::: Stored records :::
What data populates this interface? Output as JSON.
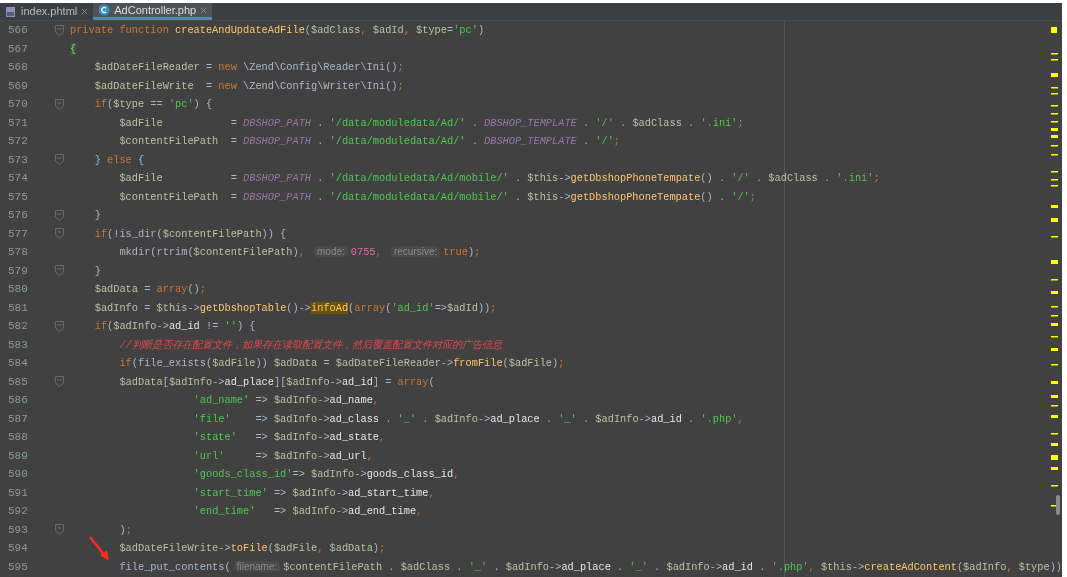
{
  "tabs": [
    {
      "label": "index.phtml",
      "kind": "html",
      "selected": false
    },
    {
      "label": "AdController.php",
      "kind": "class",
      "selected": true
    }
  ],
  "editor": {
    "lines": [
      {
        "number": "566",
        "fold": true,
        "tokens": [
          {
            "kind": "kw",
            "text": "private function "
          },
          {
            "kind": "fn",
            "text": "createAndUpdateAdFile"
          },
          {
            "kind": "plain",
            "text": "("
          },
          {
            "kind": "var",
            "text": "$adClass"
          },
          {
            "kind": "punct",
            "text": ", "
          },
          {
            "kind": "var",
            "text": "$adId"
          },
          {
            "kind": "punct",
            "text": ", "
          },
          {
            "kind": "var",
            "text": "$type"
          },
          {
            "kind": "plain",
            "text": "="
          },
          {
            "kind": "str",
            "text": "'pc'"
          },
          {
            "kind": "plain",
            "text": ")"
          }
        ]
      },
      {
        "number": "567",
        "fold": false,
        "tokens": [
          {
            "kind": "brace",
            "text": "{"
          }
        ]
      },
      {
        "number": "568",
        "fold": false,
        "tokens": [
          {
            "kind": "var",
            "text": "    $adDateFileReader"
          },
          {
            "kind": "plain",
            "text": " = "
          },
          {
            "kind": "kw",
            "text": "new"
          },
          {
            "kind": "plain",
            "text": " \\Zend\\Config\\Reader\\Ini()"
          },
          {
            "kind": "punct",
            "text": ";"
          }
        ]
      },
      {
        "number": "569",
        "fold": false,
        "tokens": [
          {
            "kind": "var",
            "text": "    $adDateFileWrite"
          },
          {
            "kind": "plain",
            "text": "  = "
          },
          {
            "kind": "kw",
            "text": "new"
          },
          {
            "kind": "plain",
            "text": " \\Zend\\Config\\Writer\\Ini()"
          },
          {
            "kind": "punct",
            "text": ";"
          }
        ]
      },
      {
        "number": "570",
        "fold": true,
        "tokens": [
          {
            "kind": "kw",
            "text": "    if"
          },
          {
            "kind": "plain",
            "text": "("
          },
          {
            "kind": "var",
            "text": "$type"
          },
          {
            "kind": "plain",
            "text": " == "
          },
          {
            "kind": "str",
            "text": "'pc'"
          },
          {
            "kind": "plain",
            "text": ") {"
          }
        ]
      },
      {
        "number": "571",
        "fold": false,
        "tokens": [
          {
            "kind": "var",
            "text": "        $adFile"
          },
          {
            "kind": "plain",
            "text": "           = "
          },
          {
            "kind": "const",
            "text": "DBSHOP_PATH"
          },
          {
            "kind": "plain",
            "text": " . "
          },
          {
            "kind": "str",
            "text": "'/data/moduledata/Ad/'"
          },
          {
            "kind": "plain",
            "text": " . "
          },
          {
            "kind": "const",
            "text": "DBSHOP_TEMPLATE"
          },
          {
            "kind": "plain",
            "text": " . "
          },
          {
            "kind": "str",
            "text": "'/'"
          },
          {
            "kind": "plain",
            "text": " . "
          },
          {
            "kind": "var",
            "text": "$adClass"
          },
          {
            "kind": "plain",
            "text": " . "
          },
          {
            "kind": "str",
            "text": "'.ini'"
          },
          {
            "kind": "punct",
            "text": ";"
          }
        ]
      },
      {
        "number": "572",
        "fold": false,
        "tokens": [
          {
            "kind": "var",
            "text": "        $contentFilePath"
          },
          {
            "kind": "plain",
            "text": "  = "
          },
          {
            "kind": "const",
            "text": "DBSHOP_PATH"
          },
          {
            "kind": "plain",
            "text": " . "
          },
          {
            "kind": "str",
            "text": "'/data/moduledata/Ad/'"
          },
          {
            "kind": "plain",
            "text": " . "
          },
          {
            "kind": "const",
            "text": "DBSHOP_TEMPLATE"
          },
          {
            "kind": "plain",
            "text": " . "
          },
          {
            "kind": "str",
            "text": "'/'"
          },
          {
            "kind": "punct",
            "text": ";"
          }
        ]
      },
      {
        "number": "573",
        "fold": true,
        "tokens": [
          {
            "kind": "plain",
            "text": "    } "
          },
          {
            "kind": "kw",
            "text": "else"
          },
          {
            "kind": "plain",
            "text": " {"
          }
        ]
      },
      {
        "number": "574",
        "fold": false,
        "tokens": [
          {
            "kind": "var",
            "text": "        $adFile"
          },
          {
            "kind": "plain",
            "text": "           = "
          },
          {
            "kind": "const",
            "text": "DBSHOP_PATH"
          },
          {
            "kind": "plain",
            "text": " . "
          },
          {
            "kind": "str",
            "text": "'/data/moduledata/Ad/mobile/'"
          },
          {
            "kind": "plain",
            "text": " . "
          },
          {
            "kind": "var",
            "text": "$this"
          },
          {
            "kind": "plain",
            "text": "->"
          },
          {
            "kind": "fn",
            "text": "getDbshopPhoneTempate"
          },
          {
            "kind": "plain",
            "text": "() . "
          },
          {
            "kind": "str",
            "text": "'/'"
          },
          {
            "kind": "plain",
            "text": " . "
          },
          {
            "kind": "var",
            "text": "$adClass"
          },
          {
            "kind": "plain",
            "text": " . "
          },
          {
            "kind": "str",
            "text": "'.ini'"
          },
          {
            "kind": "punct",
            "text": ";"
          }
        ]
      },
      {
        "number": "575",
        "fold": false,
        "tokens": [
          {
            "kind": "var",
            "text": "        $contentFilePath"
          },
          {
            "kind": "plain",
            "text": "  = "
          },
          {
            "kind": "const",
            "text": "DBSHOP_PATH"
          },
          {
            "kind": "plain",
            "text": " . "
          },
          {
            "kind": "str",
            "text": "'/data/moduledata/Ad/mobile/'"
          },
          {
            "kind": "plain",
            "text": " . "
          },
          {
            "kind": "var",
            "text": "$this"
          },
          {
            "kind": "plain",
            "text": "->"
          },
          {
            "kind": "fn",
            "text": "getDbshopPhoneTempate"
          },
          {
            "kind": "plain",
            "text": "() . "
          },
          {
            "kind": "str",
            "text": "'/'"
          },
          {
            "kind": "punct",
            "text": ";"
          }
        ]
      },
      {
        "number": "576",
        "fold": true,
        "tokens": [
          {
            "kind": "plain",
            "text": "    }"
          }
        ]
      },
      {
        "number": "577",
        "fold": true,
        "tokens": [
          {
            "kind": "kw",
            "text": "    if"
          },
          {
            "kind": "plain",
            "text": "(!is_dir("
          },
          {
            "kind": "var",
            "text": "$contentFilePath"
          },
          {
            "kind": "plain",
            "text": ")) {"
          }
        ]
      },
      {
        "number": "578",
        "fold": false,
        "tokens": [
          {
            "kind": "plain",
            "text": "        mkdir(rtrim("
          },
          {
            "kind": "var",
            "text": "$contentFilePath"
          },
          {
            "kind": "plain",
            "text": ")"
          },
          {
            "kind": "punct",
            "text": ", "
          },
          {
            "kind": "hint",
            "text": "mode:"
          },
          {
            "kind": "num",
            "text": "0755"
          },
          {
            "kind": "punct",
            "text": ", "
          },
          {
            "kind": "hint",
            "text": "recursive:"
          },
          {
            "kind": "kw",
            "text": "true"
          },
          {
            "kind": "plain",
            "text": ")"
          },
          {
            "kind": "punct",
            "text": ";"
          }
        ]
      },
      {
        "number": "579",
        "fold": true,
        "tokens": [
          {
            "kind": "plain",
            "text": "    }"
          }
        ]
      },
      {
        "number": "580",
        "fold": false,
        "tokens": [
          {
            "kind": "var",
            "text": "    $adData"
          },
          {
            "kind": "plain",
            "text": " = "
          },
          {
            "kind": "kw",
            "text": "array"
          },
          {
            "kind": "plain",
            "text": "()"
          },
          {
            "kind": "punct",
            "text": ";"
          }
        ]
      },
      {
        "number": "581",
        "fold": false,
        "tokens": [
          {
            "kind": "var",
            "text": "    $adInfo"
          },
          {
            "kind": "plain",
            "text": " = "
          },
          {
            "kind": "var",
            "text": "$this"
          },
          {
            "kind": "plain",
            "text": "->"
          },
          {
            "kind": "fn",
            "text": "getDbshopTable"
          },
          {
            "kind": "plain",
            "text": "()->"
          },
          {
            "kind": "fnmatch",
            "text": "infoAd"
          },
          {
            "kind": "plain",
            "text": "("
          },
          {
            "kind": "kw",
            "text": "array"
          },
          {
            "kind": "plain",
            "text": "("
          },
          {
            "kind": "str",
            "text": "'ad_id'"
          },
          {
            "kind": "plain",
            "text": "=>"
          },
          {
            "kind": "var",
            "text": "$adId"
          },
          {
            "kind": "plain",
            "text": "))"
          },
          {
            "kind": "punct",
            "text": ";"
          }
        ]
      },
      {
        "number": "582",
        "fold": true,
        "tokens": [
          {
            "kind": "kw",
            "text": "    if"
          },
          {
            "kind": "plain",
            "text": "("
          },
          {
            "kind": "var",
            "text": "$adInfo"
          },
          {
            "kind": "plain",
            "text": "->"
          },
          {
            "kind": "prop",
            "text": "ad_id"
          },
          {
            "kind": "plain",
            "text": " != "
          },
          {
            "kind": "str",
            "text": "''"
          },
          {
            "kind": "plain",
            "text": ") {"
          }
        ]
      },
      {
        "number": "583",
        "fold": false,
        "tokens": [
          {
            "kind": "comment",
            "text": "        //判断是否存在配置文件，如果存在读取配置文件，然后覆盖配置文件对应的广告信息"
          }
        ]
      },
      {
        "number": "584",
        "fold": false,
        "tokens": [
          {
            "kind": "kw",
            "text": "        if"
          },
          {
            "kind": "plain",
            "text": "(file_exists("
          },
          {
            "kind": "var",
            "text": "$adFile"
          },
          {
            "kind": "plain",
            "text": ")) "
          },
          {
            "kind": "var",
            "text": "$adData"
          },
          {
            "kind": "plain",
            "text": " = "
          },
          {
            "kind": "var",
            "text": "$adDateFileReader"
          },
          {
            "kind": "plain",
            "text": "->"
          },
          {
            "kind": "fn",
            "text": "fromFile"
          },
          {
            "kind": "plain",
            "text": "("
          },
          {
            "kind": "var",
            "text": "$adFile"
          },
          {
            "kind": "plain",
            "text": ")"
          },
          {
            "kind": "punct",
            "text": ";"
          }
        ]
      },
      {
        "number": "585",
        "fold": true,
        "tokens": [
          {
            "kind": "var",
            "text": "        $adData"
          },
          {
            "kind": "plain",
            "text": "["
          },
          {
            "kind": "var",
            "text": "$adInfo"
          },
          {
            "kind": "plain",
            "text": "->"
          },
          {
            "kind": "prop",
            "text": "ad_place"
          },
          {
            "kind": "plain",
            "text": "]["
          },
          {
            "kind": "var",
            "text": "$adInfo"
          },
          {
            "kind": "plain",
            "text": "->"
          },
          {
            "kind": "prop",
            "text": "ad_id"
          },
          {
            "kind": "plain",
            "text": "] = "
          },
          {
            "kind": "kw",
            "text": "array"
          },
          {
            "kind": "plain",
            "text": "("
          }
        ]
      },
      {
        "number": "586",
        "fold": false,
        "tokens": [
          {
            "kind": "str",
            "text": "                    'ad_name'"
          },
          {
            "kind": "plain",
            "text": " => "
          },
          {
            "kind": "var",
            "text": "$adInfo"
          },
          {
            "kind": "plain",
            "text": "->"
          },
          {
            "kind": "prop",
            "text": "ad_name"
          },
          {
            "kind": "punct",
            "text": ","
          }
        ]
      },
      {
        "number": "587",
        "fold": false,
        "tokens": [
          {
            "kind": "str",
            "text": "                    'file'"
          },
          {
            "kind": "plain",
            "text": "    => "
          },
          {
            "kind": "var",
            "text": "$adInfo"
          },
          {
            "kind": "plain",
            "text": "->"
          },
          {
            "kind": "prop",
            "text": "ad_class"
          },
          {
            "kind": "plain",
            "text": " . "
          },
          {
            "kind": "str",
            "text": "'_'"
          },
          {
            "kind": "plain",
            "text": " . "
          },
          {
            "kind": "var",
            "text": "$adInfo"
          },
          {
            "kind": "plain",
            "text": "->"
          },
          {
            "kind": "prop",
            "text": "ad_place"
          },
          {
            "kind": "plain",
            "text": " . "
          },
          {
            "kind": "str",
            "text": "'_'"
          },
          {
            "kind": "plain",
            "text": " . "
          },
          {
            "kind": "var",
            "text": "$adInfo"
          },
          {
            "kind": "plain",
            "text": "->"
          },
          {
            "kind": "prop",
            "text": "ad_id"
          },
          {
            "kind": "plain",
            "text": " . "
          },
          {
            "kind": "str",
            "text": "'.php'"
          },
          {
            "kind": "punct",
            "text": ","
          }
        ]
      },
      {
        "number": "588",
        "fold": false,
        "tokens": [
          {
            "kind": "str",
            "text": "                    'state'"
          },
          {
            "kind": "plain",
            "text": "   => "
          },
          {
            "kind": "var",
            "text": "$adInfo"
          },
          {
            "kind": "plain",
            "text": "->"
          },
          {
            "kind": "prop",
            "text": "ad_state"
          },
          {
            "kind": "punct",
            "text": ","
          }
        ]
      },
      {
        "number": "589",
        "fold": false,
        "tokens": [
          {
            "kind": "str",
            "text": "                    'url'"
          },
          {
            "kind": "plain",
            "text": "     => "
          },
          {
            "kind": "var",
            "text": "$adInfo"
          },
          {
            "kind": "plain",
            "text": "->"
          },
          {
            "kind": "prop",
            "text": "ad_url"
          },
          {
            "kind": "punct",
            "text": ","
          }
        ]
      },
      {
        "number": "590",
        "fold": false,
        "tokens": [
          {
            "kind": "str",
            "text": "                    'goods_class_id'"
          },
          {
            "kind": "plain",
            "text": "=> "
          },
          {
            "kind": "var",
            "text": "$adInfo"
          },
          {
            "kind": "plain",
            "text": "->"
          },
          {
            "kind": "prop",
            "text": "goods_class_id"
          },
          {
            "kind": "punct",
            "text": ","
          }
        ]
      },
      {
        "number": "591",
        "fold": false,
        "tokens": [
          {
            "kind": "str",
            "text": "                    'start_time'"
          },
          {
            "kind": "plain",
            "text": " => "
          },
          {
            "kind": "var",
            "text": "$adInfo"
          },
          {
            "kind": "plain",
            "text": "->"
          },
          {
            "kind": "prop",
            "text": "ad_start_time"
          },
          {
            "kind": "punct",
            "text": ","
          }
        ]
      },
      {
        "number": "592",
        "fold": false,
        "tokens": [
          {
            "kind": "str",
            "text": "                    'end_time'"
          },
          {
            "kind": "plain",
            "text": "   => "
          },
          {
            "kind": "var",
            "text": "$adInfo"
          },
          {
            "kind": "plain",
            "text": "->"
          },
          {
            "kind": "prop",
            "text": "ad_end_time"
          },
          {
            "kind": "punct",
            "text": ","
          }
        ]
      },
      {
        "number": "593",
        "fold": true,
        "tokens": [
          {
            "kind": "plain",
            "text": "        )"
          },
          {
            "kind": "punct",
            "text": ";"
          }
        ]
      },
      {
        "number": "594",
        "fold": false,
        "tokens": [
          {
            "kind": "var",
            "text": "        $adDateFileWrite"
          },
          {
            "kind": "plain",
            "text": "->"
          },
          {
            "kind": "fn",
            "text": "toFile"
          },
          {
            "kind": "plain",
            "text": "("
          },
          {
            "kind": "var",
            "text": "$adFile"
          },
          {
            "kind": "punct",
            "text": ", "
          },
          {
            "kind": "var",
            "text": "$adData"
          },
          {
            "kind": "plain",
            "text": ")"
          },
          {
            "kind": "punct",
            "text": ";"
          }
        ]
      },
      {
        "number": "595",
        "fold": false,
        "tokens": [
          {
            "kind": "plain",
            "text": "        file_put_contents("
          },
          {
            "kind": "hint",
            "text": "filename:"
          },
          {
            "kind": "var",
            "text": "$contentFilePath"
          },
          {
            "kind": "plain",
            "text": " . "
          },
          {
            "kind": "var",
            "text": "$adClass"
          },
          {
            "kind": "plain",
            "text": " . "
          },
          {
            "kind": "str",
            "text": "'_'"
          },
          {
            "kind": "plain",
            "text": " . "
          },
          {
            "kind": "var",
            "text": "$adInfo"
          },
          {
            "kind": "plain",
            "text": "->"
          },
          {
            "kind": "prop",
            "text": "ad_place"
          },
          {
            "kind": "plain",
            "text": " . "
          },
          {
            "kind": "str",
            "text": "'_'"
          },
          {
            "kind": "plain",
            "text": " . "
          },
          {
            "kind": "var",
            "text": "$adInfo"
          },
          {
            "kind": "plain",
            "text": "->"
          },
          {
            "kind": "prop",
            "text": "ad_id"
          },
          {
            "kind": "plain",
            "text": " . "
          },
          {
            "kind": "str",
            "text": "'.php'"
          },
          {
            "kind": "punct",
            "text": ", "
          },
          {
            "kind": "var",
            "text": "$this"
          },
          {
            "kind": "plain",
            "text": "->"
          },
          {
            "kind": "fn",
            "text": "createAdContent"
          },
          {
            "kind": "plain",
            "text": "("
          },
          {
            "kind": "var",
            "text": "$adInfo"
          },
          {
            "kind": "punct",
            "text": ", "
          },
          {
            "kind": "var",
            "text": "$type"
          },
          {
            "kind": "plain",
            "text": "))"
          }
        ]
      }
    ]
  }
}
:::
■ **Work to be completed**: Search the lines above for the string "Config" and copy each line that has it.

■ **Reply**:
            "text": " \\Zend\\Config\\Reader\\Ini()"
            "text": " \\Zend\\Config\\Writer\\Ini()"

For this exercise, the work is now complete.